TO BE DONE => Arrange the rows from the very first one through the line containing "status-icons: 545 KB/s", including both ends, as a numbered list with blank lines omitted.

Annotated region listings:
──────
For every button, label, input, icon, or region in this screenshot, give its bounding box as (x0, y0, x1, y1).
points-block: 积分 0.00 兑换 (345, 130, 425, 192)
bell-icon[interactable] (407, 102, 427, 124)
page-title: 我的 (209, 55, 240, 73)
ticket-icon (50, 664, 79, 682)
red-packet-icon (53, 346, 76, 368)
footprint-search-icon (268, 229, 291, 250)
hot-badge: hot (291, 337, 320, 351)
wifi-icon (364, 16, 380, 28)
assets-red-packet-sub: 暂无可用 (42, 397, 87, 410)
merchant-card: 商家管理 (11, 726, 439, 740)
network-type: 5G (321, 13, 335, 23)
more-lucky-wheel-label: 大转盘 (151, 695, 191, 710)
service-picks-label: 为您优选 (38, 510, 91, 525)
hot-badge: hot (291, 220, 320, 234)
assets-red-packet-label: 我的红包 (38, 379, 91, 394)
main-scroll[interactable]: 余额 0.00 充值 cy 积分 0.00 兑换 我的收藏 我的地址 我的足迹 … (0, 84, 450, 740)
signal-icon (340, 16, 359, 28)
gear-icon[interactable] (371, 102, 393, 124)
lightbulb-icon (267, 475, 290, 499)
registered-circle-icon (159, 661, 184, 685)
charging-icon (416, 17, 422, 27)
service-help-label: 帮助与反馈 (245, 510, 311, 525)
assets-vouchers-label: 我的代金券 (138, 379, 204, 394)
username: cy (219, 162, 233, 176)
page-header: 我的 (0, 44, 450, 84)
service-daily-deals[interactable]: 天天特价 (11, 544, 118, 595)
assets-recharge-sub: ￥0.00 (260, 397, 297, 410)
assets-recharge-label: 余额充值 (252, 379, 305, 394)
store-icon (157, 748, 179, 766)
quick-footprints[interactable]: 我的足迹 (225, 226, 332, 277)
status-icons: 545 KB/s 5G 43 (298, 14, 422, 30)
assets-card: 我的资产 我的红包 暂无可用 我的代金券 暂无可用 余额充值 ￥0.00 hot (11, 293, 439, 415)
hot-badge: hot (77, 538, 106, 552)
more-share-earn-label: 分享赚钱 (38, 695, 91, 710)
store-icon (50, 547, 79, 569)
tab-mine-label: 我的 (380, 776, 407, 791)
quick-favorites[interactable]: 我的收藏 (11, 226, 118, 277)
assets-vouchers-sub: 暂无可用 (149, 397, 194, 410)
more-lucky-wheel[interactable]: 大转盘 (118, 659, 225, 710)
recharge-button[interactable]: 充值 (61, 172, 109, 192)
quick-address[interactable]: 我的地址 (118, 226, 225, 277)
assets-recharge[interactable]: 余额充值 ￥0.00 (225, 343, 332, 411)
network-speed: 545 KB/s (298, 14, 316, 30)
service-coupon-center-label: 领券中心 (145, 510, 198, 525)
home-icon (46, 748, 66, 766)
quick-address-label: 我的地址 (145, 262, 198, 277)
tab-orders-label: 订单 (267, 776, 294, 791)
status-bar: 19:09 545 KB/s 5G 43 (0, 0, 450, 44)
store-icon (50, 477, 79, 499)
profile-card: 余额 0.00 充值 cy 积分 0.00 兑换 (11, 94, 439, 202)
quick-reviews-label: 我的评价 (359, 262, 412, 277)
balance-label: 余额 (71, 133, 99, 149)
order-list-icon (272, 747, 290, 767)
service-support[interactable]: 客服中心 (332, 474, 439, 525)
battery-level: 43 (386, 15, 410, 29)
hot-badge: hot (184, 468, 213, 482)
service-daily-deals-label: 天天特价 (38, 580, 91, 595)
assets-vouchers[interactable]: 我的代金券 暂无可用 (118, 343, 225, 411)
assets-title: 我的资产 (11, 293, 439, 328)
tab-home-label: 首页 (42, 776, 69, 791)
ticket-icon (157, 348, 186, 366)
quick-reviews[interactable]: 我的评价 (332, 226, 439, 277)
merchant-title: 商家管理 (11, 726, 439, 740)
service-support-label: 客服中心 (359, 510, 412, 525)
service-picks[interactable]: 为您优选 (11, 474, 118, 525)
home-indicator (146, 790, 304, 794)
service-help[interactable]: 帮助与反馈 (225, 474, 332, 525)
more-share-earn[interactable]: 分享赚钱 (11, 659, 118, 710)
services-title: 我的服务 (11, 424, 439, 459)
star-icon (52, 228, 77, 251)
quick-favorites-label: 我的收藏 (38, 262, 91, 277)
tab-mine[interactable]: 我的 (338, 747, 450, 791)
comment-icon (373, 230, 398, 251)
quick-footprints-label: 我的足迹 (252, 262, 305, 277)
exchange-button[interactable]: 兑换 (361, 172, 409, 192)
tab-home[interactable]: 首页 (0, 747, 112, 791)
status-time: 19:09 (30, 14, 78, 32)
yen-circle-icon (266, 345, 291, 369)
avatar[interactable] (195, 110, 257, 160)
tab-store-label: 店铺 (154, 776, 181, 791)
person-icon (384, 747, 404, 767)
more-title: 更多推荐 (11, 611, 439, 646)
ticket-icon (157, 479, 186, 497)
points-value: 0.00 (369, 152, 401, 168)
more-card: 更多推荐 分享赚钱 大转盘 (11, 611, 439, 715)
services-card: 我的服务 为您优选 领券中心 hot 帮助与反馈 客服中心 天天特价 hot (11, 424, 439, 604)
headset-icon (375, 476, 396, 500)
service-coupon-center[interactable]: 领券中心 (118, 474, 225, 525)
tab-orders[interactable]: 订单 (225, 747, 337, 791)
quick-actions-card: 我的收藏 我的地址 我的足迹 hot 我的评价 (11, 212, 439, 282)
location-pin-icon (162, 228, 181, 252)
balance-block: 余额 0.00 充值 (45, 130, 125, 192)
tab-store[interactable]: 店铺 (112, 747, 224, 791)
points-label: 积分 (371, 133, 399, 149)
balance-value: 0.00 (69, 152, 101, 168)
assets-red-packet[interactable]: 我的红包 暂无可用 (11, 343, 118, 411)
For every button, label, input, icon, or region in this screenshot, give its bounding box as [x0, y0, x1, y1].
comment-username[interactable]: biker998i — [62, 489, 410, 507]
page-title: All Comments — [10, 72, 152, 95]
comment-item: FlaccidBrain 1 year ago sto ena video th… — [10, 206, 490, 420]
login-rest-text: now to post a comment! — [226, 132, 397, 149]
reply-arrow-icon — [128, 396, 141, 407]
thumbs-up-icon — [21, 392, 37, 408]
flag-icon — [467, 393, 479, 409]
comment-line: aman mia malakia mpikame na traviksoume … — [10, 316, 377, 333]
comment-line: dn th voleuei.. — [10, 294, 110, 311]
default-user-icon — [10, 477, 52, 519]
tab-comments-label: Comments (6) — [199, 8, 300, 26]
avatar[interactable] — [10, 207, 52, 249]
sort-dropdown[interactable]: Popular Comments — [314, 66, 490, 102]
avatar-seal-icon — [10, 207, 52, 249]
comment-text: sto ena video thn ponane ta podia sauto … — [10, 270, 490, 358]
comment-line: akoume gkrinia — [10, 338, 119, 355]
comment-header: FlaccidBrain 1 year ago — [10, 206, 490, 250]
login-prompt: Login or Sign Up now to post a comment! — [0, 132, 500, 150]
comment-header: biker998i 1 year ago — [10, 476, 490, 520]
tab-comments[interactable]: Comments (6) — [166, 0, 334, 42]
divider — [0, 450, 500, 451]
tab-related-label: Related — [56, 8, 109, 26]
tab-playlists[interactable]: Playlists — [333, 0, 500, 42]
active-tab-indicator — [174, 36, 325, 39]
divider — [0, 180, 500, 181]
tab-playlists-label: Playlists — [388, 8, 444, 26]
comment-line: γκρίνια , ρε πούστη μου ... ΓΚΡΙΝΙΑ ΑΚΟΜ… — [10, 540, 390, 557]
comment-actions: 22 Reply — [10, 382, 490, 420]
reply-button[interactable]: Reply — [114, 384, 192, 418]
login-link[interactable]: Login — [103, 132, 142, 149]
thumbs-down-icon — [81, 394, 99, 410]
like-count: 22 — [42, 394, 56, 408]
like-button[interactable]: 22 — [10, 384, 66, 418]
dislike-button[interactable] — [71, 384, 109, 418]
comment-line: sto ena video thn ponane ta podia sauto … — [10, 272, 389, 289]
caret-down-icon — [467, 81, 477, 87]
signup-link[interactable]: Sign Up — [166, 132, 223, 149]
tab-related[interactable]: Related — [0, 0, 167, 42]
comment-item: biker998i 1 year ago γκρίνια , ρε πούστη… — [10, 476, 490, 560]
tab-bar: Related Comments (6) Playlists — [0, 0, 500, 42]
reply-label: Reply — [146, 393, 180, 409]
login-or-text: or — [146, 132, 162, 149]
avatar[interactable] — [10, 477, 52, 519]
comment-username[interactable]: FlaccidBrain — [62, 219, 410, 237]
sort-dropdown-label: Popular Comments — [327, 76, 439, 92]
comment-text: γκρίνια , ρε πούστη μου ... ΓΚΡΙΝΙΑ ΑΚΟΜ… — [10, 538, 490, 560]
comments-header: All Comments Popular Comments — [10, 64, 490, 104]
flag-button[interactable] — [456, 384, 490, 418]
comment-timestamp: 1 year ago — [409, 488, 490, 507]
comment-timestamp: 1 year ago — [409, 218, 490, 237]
──────
EXERCISE SOLUTION =>
1. For every button, label, input, icon, or region in this screenshot, give its bounding box as (x0, y0, x1, y1).
2. points-block: 积分 0.00 兑换 (345, 130, 425, 192)
3. bell-icon[interactable] (407, 102, 427, 124)
4. page-title: 我的 (209, 55, 240, 73)
5. ticket-icon (50, 664, 79, 682)
6. red-packet-icon (53, 346, 76, 368)
7. footprint-search-icon (268, 229, 291, 250)
8. hot-badge: hot (291, 337, 320, 351)
9. wifi-icon (364, 16, 380, 28)
10. assets-red-packet-sub: 暂无可用 (42, 397, 87, 410)
11. merchant-card: 商家管理 (11, 726, 439, 740)
12. network-type: 5G (321, 13, 335, 23)
13. more-lucky-wheel-label: 大转盘 (151, 695, 191, 710)
14. service-picks-label: 为您优选 (38, 510, 91, 525)
15. hot-badge: hot (291, 220, 320, 234)
16. assets-red-packet-label: 我的红包 (38, 379, 91, 394)
17. main-scroll[interactable]: 余额 0.00 充值 cy 积分 0.00 兑换 我的收藏 我的地址 我的足迹 … (0, 84, 450, 740)
18. signal-icon (340, 16, 359, 28)
19. gear-icon[interactable] (371, 102, 393, 124)
20. lightbulb-icon (267, 475, 290, 499)
21. registered-circle-icon (159, 661, 184, 685)
22. charging-icon (416, 17, 422, 27)
23. service-help-label: 帮助与反馈 (245, 510, 311, 525)
24. assets-vouchers-label: 我的代金券 (138, 379, 204, 394)
25. username: cy (219, 162, 233, 176)
26. page-header: 我的 (0, 44, 450, 84)
27. service-daily-deals[interactable]: 天天特价 (11, 544, 118, 595)
28. assets-recharge-sub: ￥0.00 (260, 397, 297, 410)
29. assets-recharge-label: 余额充值 (252, 379, 305, 394)
30. store-icon (157, 748, 179, 766)
31. quick-footprints[interactable]: 我的足迹 (225, 226, 332, 277)
32. status-icons: 545 KB/s 5G 43 (298, 14, 422, 30)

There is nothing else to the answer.